● **What needs to be done**:
Copy the data exactly as it appears, and do not include any pictures.

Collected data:
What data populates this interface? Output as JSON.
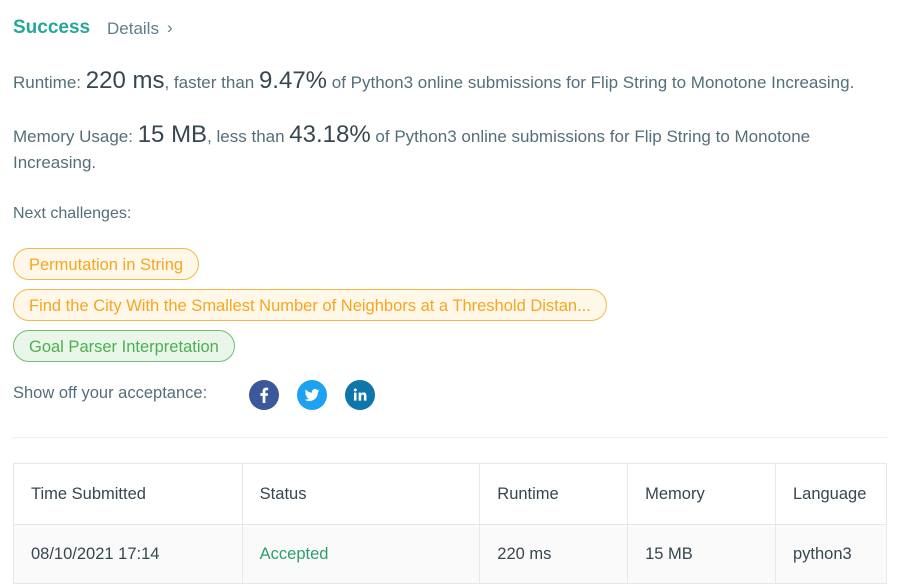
{
  "header": {
    "status": "Success",
    "details_label": "Details",
    "chevron_glyph": "›"
  },
  "runtime": {
    "label": "Runtime: ",
    "value": "220 ms",
    "mid": ", faster than ",
    "percent": "9.47%",
    "suffix": " of Python3 online submissions for Flip String to Monotone Increasing."
  },
  "memory": {
    "label": "Memory Usage: ",
    "value": "15 MB",
    "mid": ", less than ",
    "percent": "43.18%",
    "suffix": " of Python3 online submissions for Flip String to Monotone Increasing."
  },
  "next_challenges": {
    "label": "Next challenges:",
    "items": [
      {
        "label": "Permutation in String",
        "difficulty": "medium"
      },
      {
        "label": "Find the City With the Smallest Number of Neighbors at a Threshold Distan...",
        "difficulty": "medium"
      },
      {
        "label": "Goal Parser Interpretation",
        "difficulty": "easy"
      }
    ]
  },
  "share": {
    "label": "Show off your acceptance:",
    "icons": [
      {
        "name": "facebook-icon",
        "color": "#3b5998"
      },
      {
        "name": "twitter-icon",
        "color": "#1da1f2"
      },
      {
        "name": "linkedin-icon",
        "color": "#0e76a8"
      }
    ]
  },
  "submissions": {
    "headers": [
      "Time Submitted",
      "Status",
      "Runtime",
      "Memory",
      "Language"
    ],
    "rows": [
      [
        "08/10/2021 17:14",
        "Accepted",
        "220 ms",
        "15 MB",
        "python3"
      ]
    ]
  },
  "colors": {
    "success": "#26a69a",
    "medium_difficulty": "#f5a623",
    "easy_difficulty": "#4caf50",
    "accepted": "#2e9e6e"
  }
}
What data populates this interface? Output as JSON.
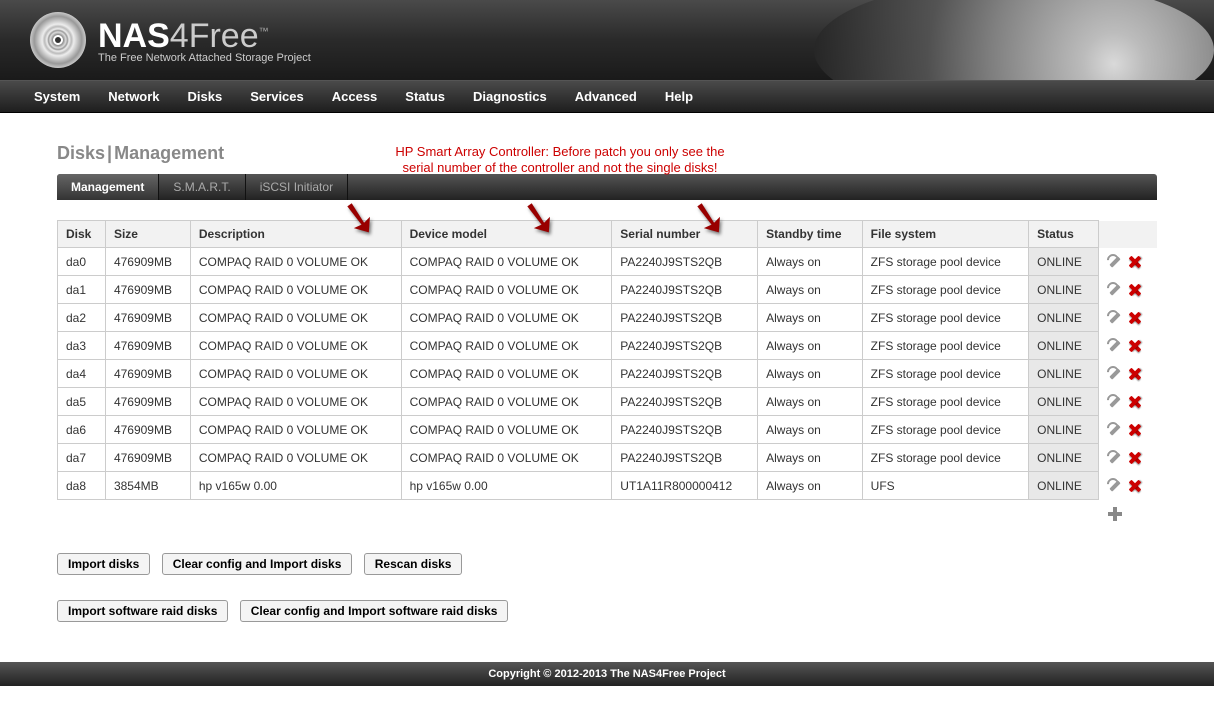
{
  "brand": {
    "name_bold": "NAS",
    "name_thin": "4Free",
    "trademark": "™",
    "tagline": "The Free Network Attached Storage Project"
  },
  "nav": [
    "System",
    "Network",
    "Disks",
    "Services",
    "Access",
    "Status",
    "Diagnostics",
    "Advanced",
    "Help"
  ],
  "page": {
    "title_a": "Disks",
    "title_sep": "|",
    "title_b": "Management"
  },
  "annotation": {
    "line1": "HP Smart Array Controller: Before patch you only see the",
    "line2": "serial number of the controller and not the single disks!"
  },
  "tabs": [
    {
      "label": "Management",
      "active": true
    },
    {
      "label": "S.M.A.R.T.",
      "active": false
    },
    {
      "label": "iSCSI Initiator",
      "active": false
    }
  ],
  "columns": [
    "Disk",
    "Size",
    "Description",
    "Device model",
    "Serial number",
    "Standby time",
    "File system",
    "Status"
  ],
  "rows": [
    {
      "disk": "da0",
      "size": "476909MB",
      "desc": "COMPAQ RAID 0 VOLUME OK",
      "model": "COMPAQ RAID 0 VOLUME OK",
      "serial": "PA2240J9STS2QB",
      "standby": "Always on",
      "fs": "ZFS storage pool device",
      "status": "ONLINE"
    },
    {
      "disk": "da1",
      "size": "476909MB",
      "desc": "COMPAQ RAID 0 VOLUME OK",
      "model": "COMPAQ RAID 0 VOLUME OK",
      "serial": "PA2240J9STS2QB",
      "standby": "Always on",
      "fs": "ZFS storage pool device",
      "status": "ONLINE"
    },
    {
      "disk": "da2",
      "size": "476909MB",
      "desc": "COMPAQ RAID 0 VOLUME OK",
      "model": "COMPAQ RAID 0 VOLUME OK",
      "serial": "PA2240J9STS2QB",
      "standby": "Always on",
      "fs": "ZFS storage pool device",
      "status": "ONLINE"
    },
    {
      "disk": "da3",
      "size": "476909MB",
      "desc": "COMPAQ RAID 0 VOLUME OK",
      "model": "COMPAQ RAID 0 VOLUME OK",
      "serial": "PA2240J9STS2QB",
      "standby": "Always on",
      "fs": "ZFS storage pool device",
      "status": "ONLINE"
    },
    {
      "disk": "da4",
      "size": "476909MB",
      "desc": "COMPAQ RAID 0 VOLUME OK",
      "model": "COMPAQ RAID 0 VOLUME OK",
      "serial": "PA2240J9STS2QB",
      "standby": "Always on",
      "fs": "ZFS storage pool device",
      "status": "ONLINE"
    },
    {
      "disk": "da5",
      "size": "476909MB",
      "desc": "COMPAQ RAID 0 VOLUME OK",
      "model": "COMPAQ RAID 0 VOLUME OK",
      "serial": "PA2240J9STS2QB",
      "standby": "Always on",
      "fs": "ZFS storage pool device",
      "status": "ONLINE"
    },
    {
      "disk": "da6",
      "size": "476909MB",
      "desc": "COMPAQ RAID 0 VOLUME OK",
      "model": "COMPAQ RAID 0 VOLUME OK",
      "serial": "PA2240J9STS2QB",
      "standby": "Always on",
      "fs": "ZFS storage pool device",
      "status": "ONLINE"
    },
    {
      "disk": "da7",
      "size": "476909MB",
      "desc": "COMPAQ RAID 0 VOLUME OK",
      "model": "COMPAQ RAID 0 VOLUME OK",
      "serial": "PA2240J9STS2QB",
      "standby": "Always on",
      "fs": "ZFS storage pool device",
      "status": "ONLINE"
    },
    {
      "disk": "da8",
      "size": "3854MB",
      "desc": "hp v165w 0.00",
      "model": "hp v165w 0.00",
      "serial": "UT1A11R800000412",
      "standby": "Always on",
      "fs": "UFS",
      "status": "ONLINE"
    }
  ],
  "buttons": {
    "import_disks": "Import disks",
    "clear_import": "Clear config and Import disks",
    "rescan": "Rescan disks",
    "import_swraid": "Import software raid disks",
    "clear_import_swraid": "Clear config and Import software raid disks"
  },
  "footer": "Copyright © 2012-2013 The NAS4Free Project"
}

● **Solution to this exercise**:
What data populates this interface? Output as JSON.
{
  "header": {
    "status": "Success",
    "details_label": "Details",
    "chevron_glyph": "›"
  },
  "runtime": {
    "label": "Runtime: ",
    "value": "220 ms",
    "mid": ", faster than ",
    "percent": "9.47%",
    "suffix": " of Python3 online submissions for Flip String to Monotone Increasing."
  },
  "memory": {
    "label": "Memory Usage: ",
    "value": "15 MB",
    "mid": ", less than ",
    "percent": "43.18%",
    "suffix": " of Python3 online submissions for Flip String to Monotone Increasing."
  },
  "next_challenges": {
    "label": "Next challenges:",
    "items": [
      {
        "label": "Permutation in String",
        "difficulty": "medium"
      },
      {
        "label": "Find the City With the Smallest Number of Neighbors at a Threshold Distan...",
        "difficulty": "medium"
      },
      {
        "label": "Goal Parser Interpretation",
        "difficulty": "easy"
      }
    ]
  },
  "share": {
    "label": "Show off your acceptance:",
    "icons": [
      {
        "name": "facebook-icon",
        "color": "#3b5998"
      },
      {
        "name": "twitter-icon",
        "color": "#1da1f2"
      },
      {
        "name": "linkedin-icon",
        "color": "#0e76a8"
      }
    ]
  },
  "submissions": {
    "headers": [
      "Time Submitted",
      "Status",
      "Runtime",
      "Memory",
      "Language"
    ],
    "rows": [
      [
        "08/10/2021 17:14",
        "Accepted",
        "220 ms",
        "15 MB",
        "python3"
      ]
    ]
  },
  "colors": {
    "success": "#26a69a",
    "medium_difficulty": "#f5a623",
    "easy_difficulty": "#4caf50",
    "accepted": "#2e9e6e"
  }
}
What data populates this interface? Output as JSON.
{
  "brand": {
    "name_bold": "NAS",
    "name_thin": "4Free",
    "trademark": "™",
    "tagline": "The Free Network Attached Storage Project"
  },
  "nav": [
    "System",
    "Network",
    "Disks",
    "Services",
    "Access",
    "Status",
    "Diagnostics",
    "Advanced",
    "Help"
  ],
  "page": {
    "title_a": "Disks",
    "title_sep": "|",
    "title_b": "Management"
  },
  "annotation": {
    "line1": "HP Smart Array Controller: Before patch you only see the",
    "line2": "serial number of the controller and not the single disks!"
  },
  "tabs": [
    {
      "label": "Management",
      "active": true
    },
    {
      "label": "S.M.A.R.T.",
      "active": false
    },
    {
      "label": "iSCSI Initiator",
      "active": false
    }
  ],
  "columns": [
    "Disk",
    "Size",
    "Description",
    "Device model",
    "Serial number",
    "Standby time",
    "File system",
    "Status"
  ],
  "rows": [
    {
      "disk": "da0",
      "size": "476909MB",
      "desc": "COMPAQ RAID 0 VOLUME OK",
      "model": "COMPAQ RAID 0 VOLUME OK",
      "serial": "PA2240J9STS2QB",
      "standby": "Always on",
      "fs": "ZFS storage pool device",
      "status": "ONLINE"
    },
    {
      "disk": "da1",
      "size": "476909MB",
      "desc": "COMPAQ RAID 0 VOLUME OK",
      "model": "COMPAQ RAID 0 VOLUME OK",
      "serial": "PA2240J9STS2QB",
      "standby": "Always on",
      "fs": "ZFS storage pool device",
      "status": "ONLINE"
    },
    {
      "disk": "da2",
      "size": "476909MB",
      "desc": "COMPAQ RAID 0 VOLUME OK",
      "model": "COMPAQ RAID 0 VOLUME OK",
      "serial": "PA2240J9STS2QB",
      "standby": "Always on",
      "fs": "ZFS storage pool device",
      "status": "ONLINE"
    },
    {
      "disk": "da3",
      "size": "476909MB",
      "desc": "COMPAQ RAID 0 VOLUME OK",
      "model": "COMPAQ RAID 0 VOLUME OK",
      "serial": "PA2240J9STS2QB",
      "standby": "Always on",
      "fs": "ZFS storage pool device",
      "status": "ONLINE"
    },
    {
      "disk": "da4",
      "size": "476909MB",
      "desc": "COMPAQ RAID 0 VOLUME OK",
      "model": "COMPAQ RAID 0 VOLUME OK",
      "serial": "PA2240J9STS2QB",
      "standby": "Always on",
      "fs": "ZFS storage pool device",
      "status": "ONLINE"
    },
    {
      "disk": "da5",
      "size": "476909MB",
      "desc": "COMPAQ RAID 0 VOLUME OK",
      "model": "COMPAQ RAID 0 VOLUME OK",
      "serial": "PA2240J9STS2QB",
      "standby": "Always on",
      "fs": "ZFS storage pool device",
      "status": "ONLINE"
    },
    {
      "disk": "da6",
      "size": "476909MB",
      "desc": "COMPAQ RAID 0 VOLUME OK",
      "model": "COMPAQ RAID 0 VOLUME OK",
      "serial": "PA2240J9STS2QB",
      "standby": "Always on",
      "fs": "ZFS storage pool device",
      "status": "ONLINE"
    },
    {
      "disk": "da7",
      "size": "476909MB",
      "desc": "COMPAQ RAID 0 VOLUME OK",
      "model": "COMPAQ RAID 0 VOLUME OK",
      "serial": "PA2240J9STS2QB",
      "standby": "Always on",
      "fs": "ZFS storage pool device",
      "status": "ONLINE"
    },
    {
      "disk": "da8",
      "size": "3854MB",
      "desc": "hp v165w 0.00",
      "model": "hp v165w 0.00",
      "serial": "UT1A11R800000412",
      "standby": "Always on",
      "fs": "UFS",
      "status": "ONLINE"
    }
  ],
  "buttons": {
    "import_disks": "Import disks",
    "clear_import": "Clear config and Import disks",
    "rescan": "Rescan disks",
    "import_swraid": "Import software raid disks",
    "clear_import_swraid": "Clear config and Import software raid disks"
  },
  "footer": "Copyright © 2012-2013 The NAS4Free Project"
}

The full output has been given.